## GIVEN TASK 1
Answer these questions from the text on the Northern Gateway pipeline, one line each:
(a) The pipeline would carry tar sands oil from which province to which town?
(b) On which CTV program was Oliver interviewed on Monday?
(c) To whom was David Suzuki's statement sent?

## SELECTED TEXT

┄┄┄┄┄┄┄┄┄┄┄┄┄┄┄┄┄┄┄┄

In an open letter on Monday, Canada's Natural Resources Minister Joe Oliver railed against "radical" groups for trying to stop Enbridge's Northern Gateway pipeline, which would deliver tar sands oil from Alberta to Kitimat, British Columbia, for shipment to Asia.

In his letter yesterday, a day before the first public hearing on the pipeline proposal, Oliver stated the "radical" environmental groups were set on hijacking Canada's economy.

CBC News reports:

"Unfortunately, there are environmental and other radical groups that would seek to block this opportunity to diversify our trade," Oliver said in an open letter.

"Their goal is to stop any major project no matter what the cost to Canadian families in lost jobs and economic growth. No forestry. No mining. No oil. No gas. No more hydro-electric dams."

Oliver says the groups "threaten to hijack our regulatory system to achieve their radical ideological agenda," stack the hearings with people to delay or kill "good projects," attract "jet-setting" celebrities and use funding from "foreign special interest groups."

Oliver continued his message in an interview with CTV. They note:

In an interview with CTV's Power Play on Monday, Oliver said he's concerned that some of the pipeline opposition groups are using American funds to further an "ideological" agenda.

Those groups are "attempting to game the system and create so much delay that the economic viability of the project would be undermined," he said, adding that Canada must expand its oil export market beyond the United States to take advantage of international prices.

Canadian environmentalist David Suzuki reacted to Oliver's messaging:

"Environmentalists want to 'live within our means,' 'save some for tomorrow,' think about the 'legacy we leave for our children.' That strikes me as a pretty conservative approach," Suzuki said in a statement sent to CBC's Evan Solomon.

"We have become so powerful and demanding that we are negatively impacting air, water, soil and biodiversity, the very source of our lives and livelihood," the scientist and broadcaster said. "That's what environmentalists are concerned about and the minister's diatribe prevents us from having this important discussion of values and balance."

┄┄┄┄┄┄┄┄┄┄┄┄┄┄┄┄┄┄┄┄

## GIVEN TASK 2
From the listing below, extract every line that contains the string "Yakin".

## RECORD LIST
┄┄┄┄┄┄┄┄┄┄┄┄┄┄┄┄┄┄┄┄

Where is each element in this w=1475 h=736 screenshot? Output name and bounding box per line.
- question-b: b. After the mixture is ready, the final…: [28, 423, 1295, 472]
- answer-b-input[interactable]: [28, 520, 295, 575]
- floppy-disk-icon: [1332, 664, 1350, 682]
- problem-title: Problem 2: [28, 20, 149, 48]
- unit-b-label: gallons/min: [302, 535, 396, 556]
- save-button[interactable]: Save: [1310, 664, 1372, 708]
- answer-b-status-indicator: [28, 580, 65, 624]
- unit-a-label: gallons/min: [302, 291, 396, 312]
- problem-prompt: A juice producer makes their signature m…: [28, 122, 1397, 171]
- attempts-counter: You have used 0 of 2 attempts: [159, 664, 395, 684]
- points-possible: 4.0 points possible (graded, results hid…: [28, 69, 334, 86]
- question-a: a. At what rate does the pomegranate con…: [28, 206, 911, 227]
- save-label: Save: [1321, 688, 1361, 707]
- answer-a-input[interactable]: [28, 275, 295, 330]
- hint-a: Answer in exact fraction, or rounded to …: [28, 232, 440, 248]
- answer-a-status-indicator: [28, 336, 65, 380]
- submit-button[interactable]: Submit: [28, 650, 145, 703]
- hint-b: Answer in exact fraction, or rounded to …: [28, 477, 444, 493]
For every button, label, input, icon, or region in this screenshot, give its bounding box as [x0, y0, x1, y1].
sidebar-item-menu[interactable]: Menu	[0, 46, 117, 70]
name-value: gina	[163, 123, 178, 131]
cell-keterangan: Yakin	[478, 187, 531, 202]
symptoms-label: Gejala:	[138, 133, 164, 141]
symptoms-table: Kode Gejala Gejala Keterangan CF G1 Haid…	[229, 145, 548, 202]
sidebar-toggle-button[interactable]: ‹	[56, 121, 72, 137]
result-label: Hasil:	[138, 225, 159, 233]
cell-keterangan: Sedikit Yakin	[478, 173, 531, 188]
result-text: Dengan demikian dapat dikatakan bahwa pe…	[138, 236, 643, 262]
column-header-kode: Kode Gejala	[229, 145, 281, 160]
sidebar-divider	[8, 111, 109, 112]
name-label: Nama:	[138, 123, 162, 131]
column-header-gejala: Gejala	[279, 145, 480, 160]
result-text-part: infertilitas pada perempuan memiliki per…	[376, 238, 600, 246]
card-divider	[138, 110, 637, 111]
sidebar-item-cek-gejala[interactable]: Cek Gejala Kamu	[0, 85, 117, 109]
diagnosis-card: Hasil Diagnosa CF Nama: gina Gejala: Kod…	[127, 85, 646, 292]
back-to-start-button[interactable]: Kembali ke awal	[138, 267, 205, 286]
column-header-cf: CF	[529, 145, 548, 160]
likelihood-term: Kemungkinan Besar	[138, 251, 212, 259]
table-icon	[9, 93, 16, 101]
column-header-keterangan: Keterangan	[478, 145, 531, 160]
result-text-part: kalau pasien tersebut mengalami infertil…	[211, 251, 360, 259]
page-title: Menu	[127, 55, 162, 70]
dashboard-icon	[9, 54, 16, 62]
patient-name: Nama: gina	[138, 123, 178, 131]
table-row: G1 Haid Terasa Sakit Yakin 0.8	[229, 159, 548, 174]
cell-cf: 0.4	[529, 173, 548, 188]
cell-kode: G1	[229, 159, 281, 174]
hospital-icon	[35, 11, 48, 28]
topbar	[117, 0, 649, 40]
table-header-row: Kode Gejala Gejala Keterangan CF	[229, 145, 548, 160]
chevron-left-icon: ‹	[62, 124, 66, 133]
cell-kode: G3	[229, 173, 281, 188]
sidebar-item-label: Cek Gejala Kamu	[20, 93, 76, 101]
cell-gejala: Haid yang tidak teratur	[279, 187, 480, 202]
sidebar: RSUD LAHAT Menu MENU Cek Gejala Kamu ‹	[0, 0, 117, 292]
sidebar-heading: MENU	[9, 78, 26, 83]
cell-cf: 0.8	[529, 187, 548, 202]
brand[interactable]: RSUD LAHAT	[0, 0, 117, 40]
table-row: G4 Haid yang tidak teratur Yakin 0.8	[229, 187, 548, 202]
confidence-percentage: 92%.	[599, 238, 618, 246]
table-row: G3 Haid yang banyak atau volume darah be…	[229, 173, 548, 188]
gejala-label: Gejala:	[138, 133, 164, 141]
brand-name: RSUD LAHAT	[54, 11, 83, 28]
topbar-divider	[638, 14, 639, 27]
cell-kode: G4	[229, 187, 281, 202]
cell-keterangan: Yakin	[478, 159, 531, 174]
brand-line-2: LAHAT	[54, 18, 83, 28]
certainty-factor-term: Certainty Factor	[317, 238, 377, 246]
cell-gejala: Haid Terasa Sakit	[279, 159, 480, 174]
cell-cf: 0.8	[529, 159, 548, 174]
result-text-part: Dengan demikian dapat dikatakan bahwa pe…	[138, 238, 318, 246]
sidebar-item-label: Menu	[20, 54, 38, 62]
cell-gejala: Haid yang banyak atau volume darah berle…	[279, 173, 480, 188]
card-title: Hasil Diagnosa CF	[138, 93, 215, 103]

┄┄┄┄┄┄┄┄┄┄┄┄┄┄┄┄┄┄┄┄

## FULL SOLUTION 1
(a) From Alberta to Kitimat, British Columbia.
(b) Power Play.
(c) CBC's Evan Solomon.

## FULL SOLUTION 2
cell-keterangan: Yakin	[478, 187, 531, 202]
cell-keterangan: Sedikit Yakin	[478, 173, 531, 188]
table-row: G1 Haid Terasa Sakit Yakin 0.8	[229, 159, 548, 174]
table-row: G4 Haid yang tidak teratur Yakin 0.8	[229, 187, 548, 202]
cell-keterangan: Yakin	[478, 159, 531, 174]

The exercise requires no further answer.